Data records
+---+
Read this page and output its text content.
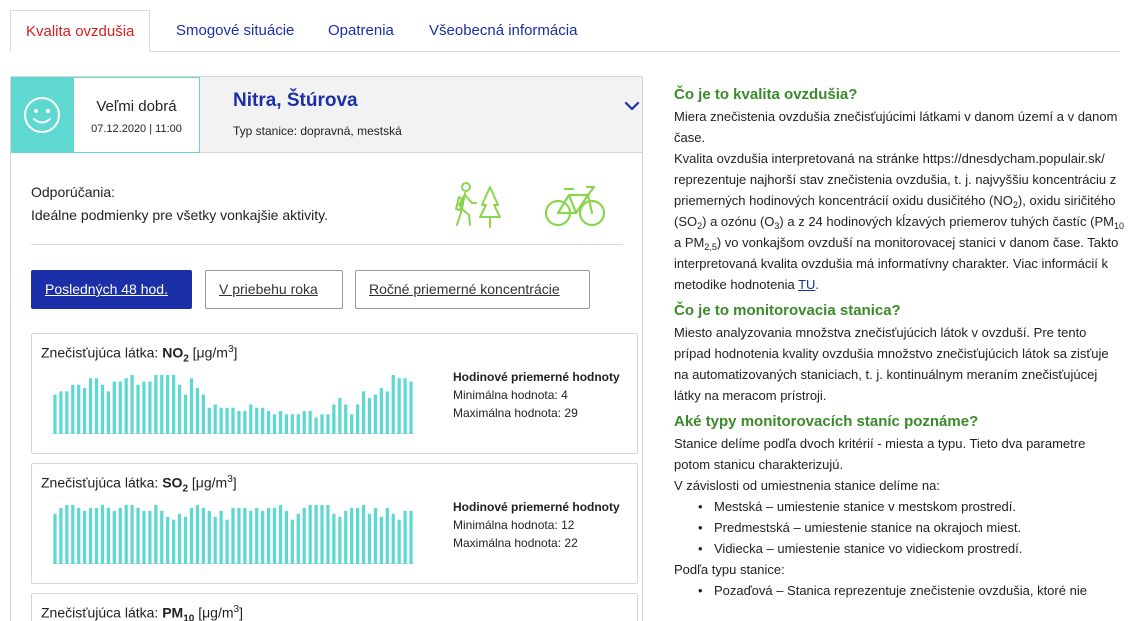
Kvalita ovzdušia	Smogové situácie Opatrenia Všeobecná informácia
Veľmi dobrá
07.12.2020 | 11:00
Nitra, Štúrova
Typ stanice: dopravná, mestská
Odporúčania:
Ideálne podmienky pre všetky vonkajšie aktivity.
Posledných 48 hod.	V priebehu roka	Ročné priemerné koncentrácie
Znečisťujúca látka: $NO_2$ $[\mu g/m^3]$
Hodinové priemerné hodnoty
Minimálna hodnota: 4
Maximálna hodnota: 29
Znečisťujúca látka: $SO_2$ $[\mu g/m^3]$
Hodinové priemerné hodnoty
Minimálna hodnota: 12
Maximálna hodnota: 22
Znečisťujúca látka: $PM_{10}$ $[\mu g/m^3]$
Čo je to kvalita ovzdušia?

Miera znečistenia ovzdušia znečisťujúcimi látkami v danom území a v danom čase.

Kvalita ovzdušia interpretovaná na stránke https://dnesdycham.populair.sk/ reprezentuje najhorší stav znečistenia ovzdušia, t. j. najvyššiu koncentráciu z priemerných hodinových koncentrácií oxidu dusičitého $(NO_2)$, oxidu siričitého $(SO_2)$ a ozónu $(O_3)$ a z 24 hodinových kĺzavých priemerov tuhých častíc ($PM_{10}$ a $PM_{2,5}$) vo vonkajšom ovzduší na monitorovacej stanici v danom čase. Takto interpretovaná kvalita ovzdušia má informatívny charakter. Viac informácií k metodike hodnotenia TU.

Čo je to monitorovacia stanica?

Miesto analyzovania množstva znečisťujúcich látok v ovzduší. Pre tento prípad hodnotenia kvality ovzdušia množstvo znečisťujúcich látok sa zisťuje na automatizovaných staniciach, t. j. kontinuálnym meraním znečisťujúcej látky na meracom prístroji.

Aké typy monitorovacích staníc poznáme?

Stanice delíme podľa dvoch kritérií - miesta a typu. Tieto dva parametre potom stanicu charakterizujú.

V závislosti od umiestnenia stanice delíme na:

• Mestská – umiestenie stanice v mestskom prostredí.
• Predmestská – umiestenie stanice na okrajoch miest.
• Vidiecka – umiestenie stanice vo vidieckom prostredí.

Podľa typu stanice:

• Pozaďová – Stanica reprezentuje znečistenie ovzdušia, ktoré nie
+---+
Tell how many lines of the material above hold "Maximálna", answering with a bare number.

**Final answer:** 2